**Extracted data entries**
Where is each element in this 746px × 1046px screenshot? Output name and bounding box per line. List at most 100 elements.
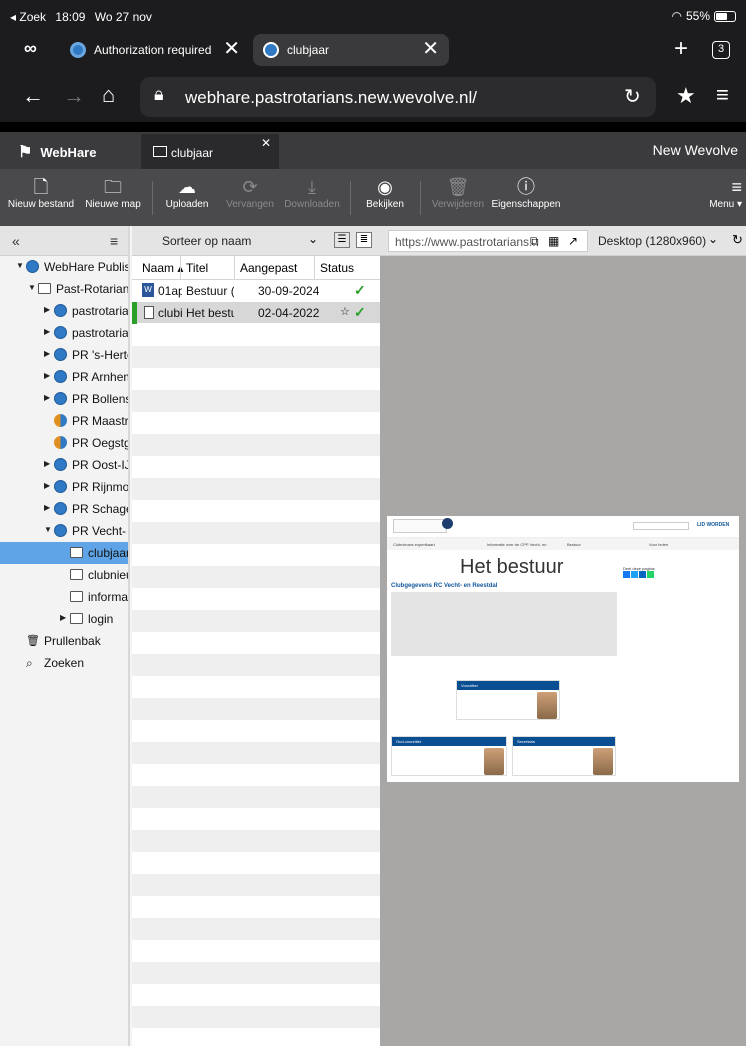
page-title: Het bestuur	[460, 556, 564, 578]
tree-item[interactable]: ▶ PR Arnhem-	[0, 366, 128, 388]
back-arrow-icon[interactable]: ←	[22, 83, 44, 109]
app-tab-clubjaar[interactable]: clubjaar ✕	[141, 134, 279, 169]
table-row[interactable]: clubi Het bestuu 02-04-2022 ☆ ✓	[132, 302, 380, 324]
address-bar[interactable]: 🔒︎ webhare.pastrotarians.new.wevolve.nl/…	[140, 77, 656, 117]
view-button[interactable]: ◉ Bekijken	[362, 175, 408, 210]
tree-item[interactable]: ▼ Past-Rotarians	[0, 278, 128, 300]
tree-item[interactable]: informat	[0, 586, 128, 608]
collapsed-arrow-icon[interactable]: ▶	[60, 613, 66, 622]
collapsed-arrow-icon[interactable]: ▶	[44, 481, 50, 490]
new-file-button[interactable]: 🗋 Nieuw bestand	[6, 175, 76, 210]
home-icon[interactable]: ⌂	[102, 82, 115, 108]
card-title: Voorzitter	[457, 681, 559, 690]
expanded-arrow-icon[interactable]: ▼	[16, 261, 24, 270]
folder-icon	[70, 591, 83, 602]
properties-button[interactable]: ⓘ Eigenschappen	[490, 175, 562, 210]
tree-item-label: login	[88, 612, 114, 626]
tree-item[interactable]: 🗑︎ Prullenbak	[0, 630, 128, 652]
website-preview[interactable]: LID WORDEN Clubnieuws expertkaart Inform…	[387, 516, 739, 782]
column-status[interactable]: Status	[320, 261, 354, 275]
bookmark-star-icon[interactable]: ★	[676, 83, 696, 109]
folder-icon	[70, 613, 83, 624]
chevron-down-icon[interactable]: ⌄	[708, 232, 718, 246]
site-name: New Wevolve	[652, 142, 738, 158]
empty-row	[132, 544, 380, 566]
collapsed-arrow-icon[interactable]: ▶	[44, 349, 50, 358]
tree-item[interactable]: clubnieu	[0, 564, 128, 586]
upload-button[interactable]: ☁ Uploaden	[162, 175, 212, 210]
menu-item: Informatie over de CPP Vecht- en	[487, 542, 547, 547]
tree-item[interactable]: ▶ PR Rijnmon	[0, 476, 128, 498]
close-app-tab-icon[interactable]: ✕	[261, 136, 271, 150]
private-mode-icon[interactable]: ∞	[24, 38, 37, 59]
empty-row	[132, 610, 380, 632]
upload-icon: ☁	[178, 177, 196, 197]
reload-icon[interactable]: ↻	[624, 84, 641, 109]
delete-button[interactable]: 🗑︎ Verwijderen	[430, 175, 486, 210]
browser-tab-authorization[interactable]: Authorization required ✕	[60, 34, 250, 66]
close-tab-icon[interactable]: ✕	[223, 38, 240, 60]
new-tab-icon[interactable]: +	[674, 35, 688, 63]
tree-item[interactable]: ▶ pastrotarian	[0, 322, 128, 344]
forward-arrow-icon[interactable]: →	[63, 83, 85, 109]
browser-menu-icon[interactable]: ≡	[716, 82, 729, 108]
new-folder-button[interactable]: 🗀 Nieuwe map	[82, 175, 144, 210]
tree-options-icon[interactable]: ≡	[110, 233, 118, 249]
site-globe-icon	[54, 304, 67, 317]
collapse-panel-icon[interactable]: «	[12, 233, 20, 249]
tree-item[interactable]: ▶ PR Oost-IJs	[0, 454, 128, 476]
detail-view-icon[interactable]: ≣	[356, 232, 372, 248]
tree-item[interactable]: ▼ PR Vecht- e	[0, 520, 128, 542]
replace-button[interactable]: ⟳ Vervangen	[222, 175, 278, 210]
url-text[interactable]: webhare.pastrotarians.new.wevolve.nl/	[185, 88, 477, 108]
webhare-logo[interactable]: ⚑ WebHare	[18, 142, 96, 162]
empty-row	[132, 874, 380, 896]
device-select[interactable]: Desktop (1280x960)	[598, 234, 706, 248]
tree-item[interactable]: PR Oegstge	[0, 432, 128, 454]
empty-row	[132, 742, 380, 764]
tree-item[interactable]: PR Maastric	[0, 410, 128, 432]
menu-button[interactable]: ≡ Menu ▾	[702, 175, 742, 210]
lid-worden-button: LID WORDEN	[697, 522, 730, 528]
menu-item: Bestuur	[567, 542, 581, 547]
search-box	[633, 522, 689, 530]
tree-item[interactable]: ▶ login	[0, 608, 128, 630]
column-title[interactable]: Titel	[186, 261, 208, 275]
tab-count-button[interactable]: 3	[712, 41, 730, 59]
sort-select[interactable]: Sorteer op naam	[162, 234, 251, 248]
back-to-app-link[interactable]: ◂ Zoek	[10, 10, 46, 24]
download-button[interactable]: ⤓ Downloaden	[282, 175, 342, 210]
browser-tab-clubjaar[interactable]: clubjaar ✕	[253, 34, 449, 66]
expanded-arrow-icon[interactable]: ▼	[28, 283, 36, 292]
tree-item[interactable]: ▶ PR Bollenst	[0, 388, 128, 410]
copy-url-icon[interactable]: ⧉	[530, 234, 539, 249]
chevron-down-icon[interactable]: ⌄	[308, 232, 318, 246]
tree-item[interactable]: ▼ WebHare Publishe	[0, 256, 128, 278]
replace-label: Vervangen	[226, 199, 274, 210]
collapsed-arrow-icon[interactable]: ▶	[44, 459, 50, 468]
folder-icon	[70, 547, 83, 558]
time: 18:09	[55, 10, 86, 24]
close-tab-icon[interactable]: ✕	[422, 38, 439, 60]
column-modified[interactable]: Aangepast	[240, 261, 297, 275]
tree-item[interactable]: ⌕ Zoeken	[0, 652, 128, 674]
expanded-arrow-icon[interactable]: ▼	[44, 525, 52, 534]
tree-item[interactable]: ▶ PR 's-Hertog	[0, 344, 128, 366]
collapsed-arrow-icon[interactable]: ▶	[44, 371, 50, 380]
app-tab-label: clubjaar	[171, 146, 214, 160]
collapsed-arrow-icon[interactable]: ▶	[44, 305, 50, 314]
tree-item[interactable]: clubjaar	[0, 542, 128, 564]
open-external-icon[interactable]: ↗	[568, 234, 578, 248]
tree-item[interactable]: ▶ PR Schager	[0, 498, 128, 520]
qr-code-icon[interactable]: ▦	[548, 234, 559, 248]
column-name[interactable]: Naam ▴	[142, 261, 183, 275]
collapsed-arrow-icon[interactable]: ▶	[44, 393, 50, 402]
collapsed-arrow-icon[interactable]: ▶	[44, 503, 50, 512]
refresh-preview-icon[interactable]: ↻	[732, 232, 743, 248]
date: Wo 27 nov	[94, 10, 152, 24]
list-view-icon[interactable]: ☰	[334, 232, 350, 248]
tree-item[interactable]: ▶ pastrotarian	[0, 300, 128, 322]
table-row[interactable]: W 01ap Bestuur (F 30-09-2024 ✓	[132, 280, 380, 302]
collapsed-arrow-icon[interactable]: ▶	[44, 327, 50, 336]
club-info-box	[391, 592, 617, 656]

**Exercise aim**
Repeat every entry above verbatim, leaving the pictures out of your answer.

**Problem solution**
Where is each element in this 746px × 1046px screenshot? Output name and bounding box per line. List at most 100 elements.
page-title: Het bestuur	[460, 556, 564, 578]
tree-item[interactable]: ▶ PR Arnhem-	[0, 366, 128, 388]
back-arrow-icon[interactable]: ←	[22, 83, 44, 109]
app-tab-clubjaar[interactable]: clubjaar ✕	[141, 134, 279, 169]
table-row[interactable]: clubi Het bestuu 02-04-2022 ☆ ✓	[132, 302, 380, 324]
address-bar[interactable]: 🔒︎ webhare.pastrotarians.new.wevolve.nl/…	[140, 77, 656, 117]
view-button[interactable]: ◉ Bekijken	[362, 175, 408, 210]
tree-item[interactable]: ▼ Past-Rotarians	[0, 278, 128, 300]
tree-item[interactable]: informat	[0, 586, 128, 608]
collapsed-arrow-icon[interactable]: ▶	[60, 613, 66, 622]
collapsed-arrow-icon[interactable]: ▶	[44, 481, 50, 490]
new-file-button[interactable]: 🗋 Nieuw bestand	[6, 175, 76, 210]
home-icon[interactable]: ⌂	[102, 82, 115, 108]
card-title: Voorzitter	[457, 681, 559, 690]
expanded-arrow-icon[interactable]: ▼	[16, 261, 24, 270]
folder-icon	[70, 591, 83, 602]
properties-button[interactable]: ⓘ Eigenschappen	[490, 175, 562, 210]
tree-item-label: login	[88, 612, 114, 626]
tree-item[interactable]: 🗑︎ Prullenbak	[0, 630, 128, 652]
website-preview[interactable]: LID WORDEN Clubnieuws expertkaart Inform…	[387, 516, 739, 782]
column-status[interactable]: Status	[320, 261, 354, 275]
bookmark-star-icon[interactable]: ★	[676, 83, 696, 109]
folder-icon	[70, 613, 83, 624]
chevron-down-icon[interactable]: ⌄	[708, 232, 718, 246]
site-name: New Wevolve	[652, 142, 738, 158]
empty-row	[132, 544, 380, 566]
collapsed-arrow-icon[interactable]: ▶	[44, 349, 50, 358]
tree-item[interactable]: clubnieu	[0, 564, 128, 586]
upload-button[interactable]: ☁ Uploaden	[162, 175, 212, 210]
menu-item: Informatie over de CPP Vecht- en	[487, 542, 547, 547]
tree-item[interactable]: ▶ PR Rijnmon	[0, 476, 128, 498]
close-app-tab-icon[interactable]: ✕	[261, 136, 271, 150]
private-mode-icon[interactable]: ∞	[24, 38, 37, 59]
empty-row	[132, 610, 380, 632]
upload-icon: ☁	[178, 177, 196, 197]
reload-icon[interactable]: ↻	[624, 84, 641, 109]
delete-button[interactable]: 🗑︎ Verwijderen	[430, 175, 486, 210]
browser-tab-authorization[interactable]: Authorization required ✕	[60, 34, 250, 66]
close-tab-icon[interactable]: ✕	[223, 38, 240, 60]
new-tab-icon[interactable]: +	[674, 35, 688, 63]
tree-item[interactable]: ▶ pastrotarian	[0, 322, 128, 344]
forward-arrow-icon[interactable]: →	[63, 83, 85, 109]
browser-menu-icon[interactable]: ≡	[716, 82, 729, 108]
new-folder-button[interactable]: 🗀 Nieuwe map	[82, 175, 144, 210]
tree-options-icon[interactable]: ≡	[110, 233, 118, 249]
site-globe-icon	[54, 304, 67, 317]
collapse-panel-icon[interactable]: «	[12, 233, 20, 249]
tree-item[interactable]: ▶ PR Oost-IJs	[0, 454, 128, 476]
detail-view-icon[interactable]: ≣	[356, 232, 372, 248]
tree-item[interactable]: ▼ PR Vecht- e	[0, 520, 128, 542]
replace-button[interactable]: ⟳ Vervangen	[222, 175, 278, 210]
url-text[interactable]: webhare.pastrotarians.new.wevolve.nl/	[185, 88, 477, 108]
webhare-logo[interactable]: ⚑ WebHare	[18, 142, 96, 162]
empty-row	[132, 874, 380, 896]
device-select[interactable]: Desktop (1280x960)	[598, 234, 706, 248]
tree-item[interactable]: PR Oegstge	[0, 432, 128, 454]
empty-row	[132, 742, 380, 764]
tree-item[interactable]: PR Maastric	[0, 410, 128, 432]
menu-button[interactable]: ≡ Menu ▾	[702, 175, 742, 210]
lid-worden-button: LID WORDEN	[697, 522, 730, 528]
menu-item: Bestuur	[567, 542, 581, 547]
search-box	[633, 522, 689, 530]
tree-item[interactable]: ▶ login	[0, 608, 128, 630]
column-title[interactable]: Titel	[186, 261, 208, 275]
tab-count-button[interactable]: 3	[712, 41, 730, 59]
sort-select[interactable]: Sorteer op naam	[162, 234, 251, 248]
back-to-app-link[interactable]: ◂ Zoek	[10, 10, 46, 24]
download-button[interactable]: ⤓ Downloaden	[282, 175, 342, 210]
browser-tab-clubjaar[interactable]: clubjaar ✕	[253, 34, 449, 66]
expanded-arrow-icon[interactable]: ▼	[28, 283, 36, 292]
tree-item[interactable]: ▶ PR Bollenst	[0, 388, 128, 410]
copy-url-icon[interactable]: ⧉	[530, 234, 539, 249]
chevron-down-icon[interactable]: ⌄	[308, 232, 318, 246]
tree-item[interactable]: ▼ WebHare Publishe	[0, 256, 128, 278]
replace-label: Vervangen	[226, 199, 274, 210]
collapsed-arrow-icon[interactable]: ▶	[44, 459, 50, 468]
folder-icon	[70, 547, 83, 558]
time: 18:09	[55, 10, 86, 24]
close-tab-icon[interactable]: ✕	[422, 38, 439, 60]
column-modified[interactable]: Aangepast	[240, 261, 297, 275]
tree-item[interactable]: ⌕ Zoeken	[0, 652, 128, 674]
expanded-arrow-icon[interactable]: ▼	[44, 525, 52, 534]
tree-item[interactable]: ▶ PR 's-Hertog	[0, 344, 128, 366]
collapsed-arrow-icon[interactable]: ▶	[44, 371, 50, 380]
app-tab-label: clubjaar	[171, 146, 214, 160]
collapsed-arrow-icon[interactable]: ▶	[44, 305, 50, 314]
tree-item[interactable]: clubjaar	[0, 542, 128, 564]
open-external-icon[interactable]: ↗	[568, 234, 578, 248]
tree-item[interactable]: ▶ PR Schager	[0, 498, 128, 520]
qr-code-icon[interactable]: ▦	[548, 234, 559, 248]
column-name[interactable]: Naam ▴	[142, 261, 183, 275]
collapsed-arrow-icon[interactable]: ▶	[44, 393, 50, 402]
collapsed-arrow-icon[interactable]: ▶	[44, 503, 50, 512]
refresh-preview-icon[interactable]: ↻	[732, 232, 743, 248]
date: Wo 27 nov	[94, 10, 152, 24]
list-view-icon[interactable]: ☰	[334, 232, 350, 248]
tree-item[interactable]: ▶ pastrotarian	[0, 300, 128, 322]
table-row[interactable]: W 01ap Bestuur (F 30-09-2024 ✓	[132, 280, 380, 302]
collapsed-arrow-icon[interactable]: ▶	[44, 327, 50, 336]
club-info-box	[391, 592, 617, 656]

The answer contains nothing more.